-- AIM 1 --
Transcribe the stretch of the post on Obama's paid speech for Cantor Fitzgerald from "Sure. Let’s Talk" through "paying him $400,000.".
--- SELECTED TEXT ---
Sure. Let’s Talk To A Pack Of Ghouls.

Way to burnish your legacy Barack.

Wall Street Firm Paying Obama $400,000 Faced Internal Controversy After Pocketing Huge 9/11 Settlement
by Jon Schwarz, The Intercept
2017-04-27

Barack Obama will deliver a speech this September at a swanky healthcare conference for investors run by Cantor Fitzgerald. As Fox Business News first reported on Monday, the firm is paying him $400,000.

The ensuing criticism of Obama for cashing in on his presidency has been thunderous – but has overlooked exactly whose money he is taking.

Cantor Fitzgerald, a major Wall Street brokerage house, lost 658 of its 960 employees when the World Trade Center was destroyed in the September 11, 2001 terror attacks. But when it settled a long-running lawsuit against American Airlines for $135 million in 2013, the proceeds didn’t go to the families of the dead.

At the time of the settlement, Cantor’s CEO Howard Lutnick issued a statement: “For the insurance companies, this was just another case, just another settlement, but not for us. We could never, and will never, consider it ordinary. For us, there is no way to describe this compromise with inapt words like ordinary, fair or reasonable.”

But Lutnick and his fellow Cantor partners reportedly kept some of the money for the firm and distributed the rest to themselves, in proportion to their ownership stake. Lutnick, the firm’s biggest partner, may have received as much as $25 million.

A Cantor spokesperson told Fox that “All of the money for the business interruption recovery relating to the American Airlines case went either to strengthen and support the overall business, or to the over 600 Cantor Partners, precisely proportionate with the exact stake in the company, Mr. Lutnick included.” As of 2001, Lutnick reportedly owned one-third of Cantor.

According to some I should cut Barack some slack since he represents the aspirations of millions of African American voters, a core constituency of the Democratic Party.
--- DATA PROVIDED ---
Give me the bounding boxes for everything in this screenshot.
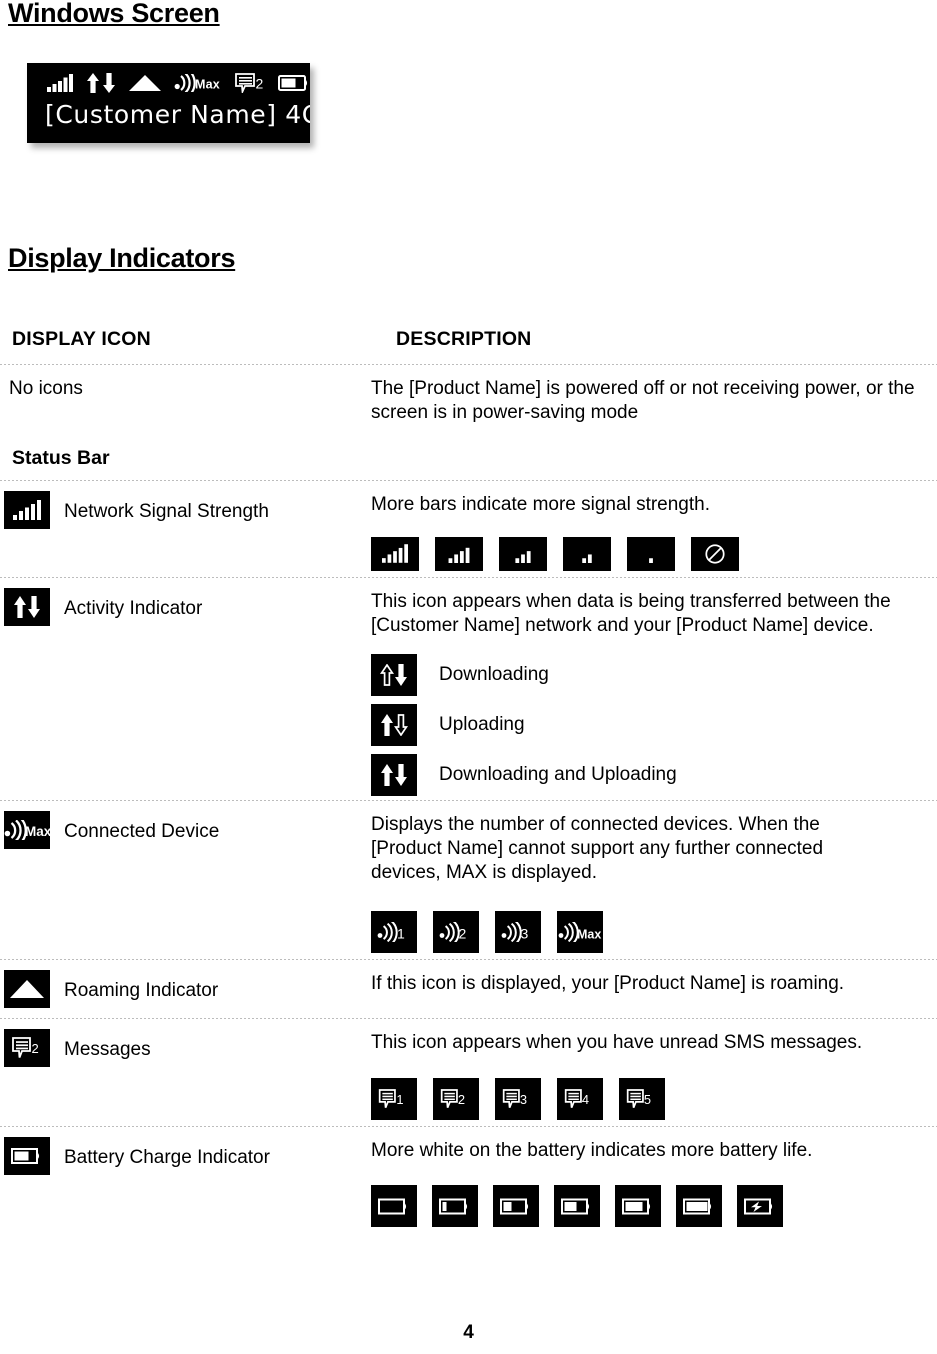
battery-20-icon — [432, 1185, 478, 1228]
connected-device-variant-row: 1 2 3 Max — [362, 897, 937, 959]
battery-charging-icon — [737, 1185, 783, 1228]
messages-2-icon: 2 — [235, 73, 265, 93]
svg-text:2: 2 — [458, 1092, 465, 1107]
section-title-display-indicators: Display Indicators — [8, 243, 236, 273]
device-status-icon-row: Max 2 — [47, 69, 310, 97]
svg-text:5: 5 — [644, 1092, 651, 1107]
battery-60-icon — [554, 1185, 600, 1228]
battery-icon — [4, 1137, 50, 1176]
svg-text:Max: Max — [577, 927, 601, 941]
connected-1-icon: 1 — [371, 910, 417, 953]
roaming-triangle-icon — [4, 969, 50, 1008]
activity-variant-uploading: Uploading — [362, 700, 937, 750]
device-screen-preview: Max 2 [Customer Name] 4 — [27, 63, 310, 143]
svg-text:2: 2 — [459, 925, 467, 941]
row-label: Messages — [64, 1038, 151, 1060]
signal-strength-variant-row — [362, 529, 937, 577]
battery-full-icon — [676, 1185, 722, 1228]
battery-40-icon — [493, 1185, 539, 1228]
roaming-triangle-icon — [129, 75, 161, 91]
battery-variant-row — [362, 1175, 937, 1233]
signal-bars-icon — [47, 74, 73, 92]
activity-variant-downloading: Downloading — [362, 650, 937, 700]
activity-updown-icon — [4, 587, 50, 626]
table-row-battery-charge-indicator: Battery Charge Indicator More white on t… — [0, 1127, 937, 1233]
connected-max-icon: Max — [557, 910, 603, 953]
uploading-icon — [371, 703, 417, 746]
row-label: Connected Device — [64, 820, 220, 842]
signal-4-bars-icon — [435, 536, 483, 571]
battery-icon — [278, 74, 310, 92]
document-page: Windows Screen Max 2 [Customer Name] 4 D… — [0, 0, 937, 1354]
column-header-description: DESCRIPTION — [396, 328, 532, 350]
table-header-row: DISPLAY ICON DESCRIPTION — [0, 315, 937, 364]
messages-5-icon: 5 — [619, 1078, 665, 1121]
svg-text:3: 3 — [520, 1092, 527, 1107]
table-row-messages: 2 Messages This icon appears when you ha… — [0, 1019, 937, 1127]
messages-3-icon: 3 — [495, 1078, 541, 1121]
messages-icon: 2 — [4, 1028, 50, 1067]
messages-2-icon: 2 — [433, 1078, 479, 1121]
variant-label: Downloading and Uploading — [439, 763, 677, 785]
device-network-name: [Customer Name] 4G LTE — [45, 100, 310, 129]
variant-label: Downloading — [439, 663, 549, 685]
svg-text:3: 3 — [521, 925, 529, 941]
variant-label: Uploading — [439, 713, 525, 735]
svg-text:4: 4 — [582, 1092, 589, 1107]
signal-bars-icon — [4, 490, 50, 529]
row-label: Roaming Indicator — [64, 979, 219, 1001]
page-number: 4 — [463, 1322, 474, 1343]
display-indicators-table: DISPLAY ICON DESCRIPTION No icons The [P… — [0, 315, 937, 1233]
table-row-network-signal-strength: Network Signal Strength More bars indica… — [0, 481, 937, 577]
row-label: Network Signal Strength — [64, 500, 269, 522]
no-service-icon — [691, 536, 739, 571]
svg-text:1: 1 — [397, 925, 405, 941]
connected-3-icon: 3 — [495, 910, 541, 953]
row-description: The [Product Name] is powered off or not… — [371, 378, 915, 423]
page-title-windows-screen: Windows Screen — [8, 0, 220, 28]
battery-80-icon — [615, 1185, 661, 1228]
row-description: More white on the battery indicates more… — [371, 1140, 813, 1162]
table-subsection-status-bar: Status Bar — [0, 437, 937, 480]
signal-3-bars-icon — [499, 536, 547, 571]
signal-5-bars-icon — [371, 536, 419, 571]
activity-variant-both: Downloading and Uploading — [362, 750, 937, 800]
row-description: This icon appears when data is being tra… — [371, 590, 891, 636]
downloading-and-uploading-icon — [371, 753, 417, 796]
downloading-icon — [371, 653, 417, 696]
row-label: Battery Charge Indicator — [64, 1147, 270, 1169]
table-row-activity-indicator: Activity Indicator This icon appears whe… — [0, 578, 937, 800]
svg-text:1: 1 — [396, 1092, 403, 1107]
messages-4-icon: 4 — [557, 1078, 603, 1121]
svg-text:2: 2 — [256, 76, 264, 92]
wifi-max-icon: Max — [174, 74, 222, 92]
row-description: Displays the number of connected devices… — [371, 813, 824, 883]
row-label: Activity Indicator — [64, 597, 203, 619]
wifi-max-icon: Max — [4, 810, 50, 849]
messages-1-icon: 1 — [371, 1078, 417, 1121]
connected-2-icon: 2 — [433, 910, 479, 953]
activity-updown-icon — [86, 73, 116, 93]
messages-variant-row: 1 2 3 4 5 — [362, 1066, 937, 1126]
table-row-connected-device: Max Connected Device Displays the number… — [0, 801, 937, 959]
svg-text:Max: Max — [25, 824, 50, 839]
table-row-roaming-indicator: Roaming Indicator If this icon is displa… — [0, 960, 937, 1018]
signal-1-bar-icon — [627, 536, 675, 571]
row-description: This icon appears when you have unread S… — [371, 1031, 863, 1053]
signal-2-bars-icon — [563, 536, 611, 571]
svg-text:2: 2 — [32, 1041, 39, 1056]
battery-empty-icon — [371, 1185, 417, 1228]
column-header-display-icon: DISPLAY ICON — [12, 328, 151, 350]
row-description: If this icon is displayed, your [Product… — [371, 972, 845, 994]
row-description: More bars indicate more signal strength. — [371, 493, 710, 515]
subsection-label: Status Bar — [12, 446, 110, 469]
table-row-no-icons: No icons The [Product Name] is powered o… — [0, 365, 937, 437]
row-label: No icons — [9, 378, 83, 399]
svg-text:Max: Max — [195, 78, 220, 92]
---
-- AIM 2 --
Repeat verbatim the rows from the line containing "battery-20-icon — [432, 1185, 478, 1228]" through the line containing "messages-3-icon: 3 — [495, 1078, 541, 1121]".

-- EXPECTED ANSWER 1 --
Sure. Let’s Talk To A Pack Of Ghouls.

Way to burnish your legacy Barack.

Wall Street Firm Paying Obama $400,000 Faced Internal Controversy After Pocketing Huge 9/11 Settlement
by Jon Schwarz, The Intercept
2017-04-27

Barack Obama will deliver a speech this September at a swanky healthcare conference for investors run by Cantor Fitzgerald. As Fox Business News first reported on Monday, the firm is paying him $400,000.

-- EXPECTED ANSWER 2 --
battery-20-icon — [432, 1185, 478, 1228]
connected-device-variant-row: 1 2 3 Max — [362, 897, 937, 959]
battery-charging-icon — [737, 1185, 783, 1228]
messages-2-icon: 2 — [235, 73, 265, 93]
svg-text:2: 2 — [458, 1092, 465, 1107]
section-title-display-indicators: Display Indicators — [8, 243, 236, 273]
device-status-icon-row: Max 2 — [47, 69, 310, 97]
svg-text:5: 5 — [644, 1092, 651, 1107]
battery-60-icon — [554, 1185, 600, 1228]
battery-icon — [4, 1137, 50, 1176]
svg-text:Max: Max — [577, 927, 601, 941]
connected-1-icon: 1 — [371, 910, 417, 953]
roaming-triangle-icon — [4, 969, 50, 1008]
activity-variant-uploading: Uploading — [362, 700, 937, 750]
device-screen-preview: Max 2 [Customer Name] 4 — [27, 63, 310, 143]
svg-text:2: 2 — [459, 925, 467, 941]
row-label: Messages — [64, 1038, 151, 1060]
signal-strength-variant-row — [362, 529, 937, 577]
battery-full-icon — [676, 1185, 722, 1228]
battery-40-icon — [493, 1185, 539, 1228]
roaming-triangle-icon — [129, 75, 161, 91]
battery-variant-row — [362, 1175, 937, 1233]
signal-bars-icon — [47, 74, 73, 92]
activity-variant-downloading: Downloading — [362, 650, 937, 700]
activity-updown-icon — [4, 587, 50, 626]
table-row-battery-charge-indicator: Battery Charge Indicator More white on t… — [0, 1127, 937, 1233]
connected-max-icon: Max — [557, 910, 603, 953]
uploading-icon — [371, 703, 417, 746]
row-label: Connected Device — [64, 820, 220, 842]
signal-4-bars-icon — [435, 536, 483, 571]
battery-icon — [278, 74, 310, 92]
document-page: Windows Screen Max 2 [Customer Name] 4 D… — [0, 0, 937, 1354]
column-header-description: DESCRIPTION — [396, 328, 532, 350]
table-header-row: DISPLAY ICON DESCRIPTION — [0, 315, 937, 364]
messages-5-icon: 5 — [619, 1078, 665, 1121]
svg-text:3: 3 — [520, 1092, 527, 1107]
table-row-messages: 2 Messages This icon appears when you ha… — [0, 1019, 937, 1127]
messages-3-icon: 3 — [495, 1078, 541, 1121]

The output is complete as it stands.